- **What you are asked to do**: Make an exact copy of the records, with the pictures left out.
┌──
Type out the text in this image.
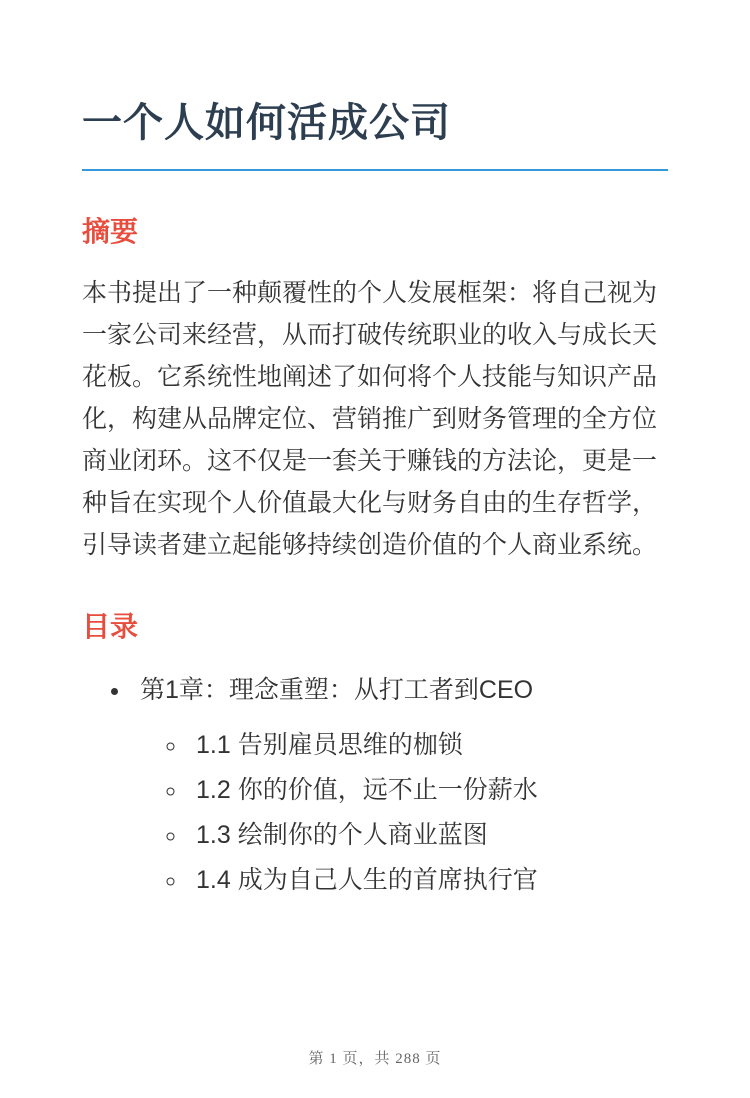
一个人如何活成公司
摘要

本书提出了一种颠覆性的个人发展框架：将自己视为一家公司来经营，从而打破传统职业的收入与成长天花板。它系统性地阐述了如何将个人技能与知识产品化，构建从品牌定位、营销推广到财务管理的全方位商业闭环。这不仅是一套关于赚钱的方法论，更是一种旨在实现个人价值最大化与财务自由的生存哲学，引导读者建立起能够持续创造价值的个人商业系统。

目录
• 第1章：理念重塑：从打工者到CEO
◦ 1.1 告别雇员思维的枷锁
◦ 1.2 你的价值，远不止一份薪水
◦ 1.3 绘制你的个人商业蓝图
◦ 1.4 成为自己人生的首席执行官
第 1 页，共 288 页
└──
- **Worked answer**:
Type out the text in this image.
一个人如何活成公司
摘要

本书提出了一种颠覆性的个人发展框架：将自己视为一家公司来经营，从而打破传统职业的收入与成长天花板。它系统性地阐述了如何将个人技能与知识产品化，构建从品牌定位、营销推广到财务管理的全方位商业闭环。这不仅是一套关于赚钱的方法论，更是一种旨在实现个人价值最大化与财务自由的生存哲学，引导读者建立起能够持续创造价值的个人商业系统。

目录
• 第1章：理念重塑：从打工者到CEO
◦ 1.1 告别雇员思维的枷锁
◦ 1.2 你的价值，远不止一份薪水
◦ 1.3 绘制你的个人商业蓝图
◦ 1.4 成为自己人生的首席执行官
第 1 页，共 288 页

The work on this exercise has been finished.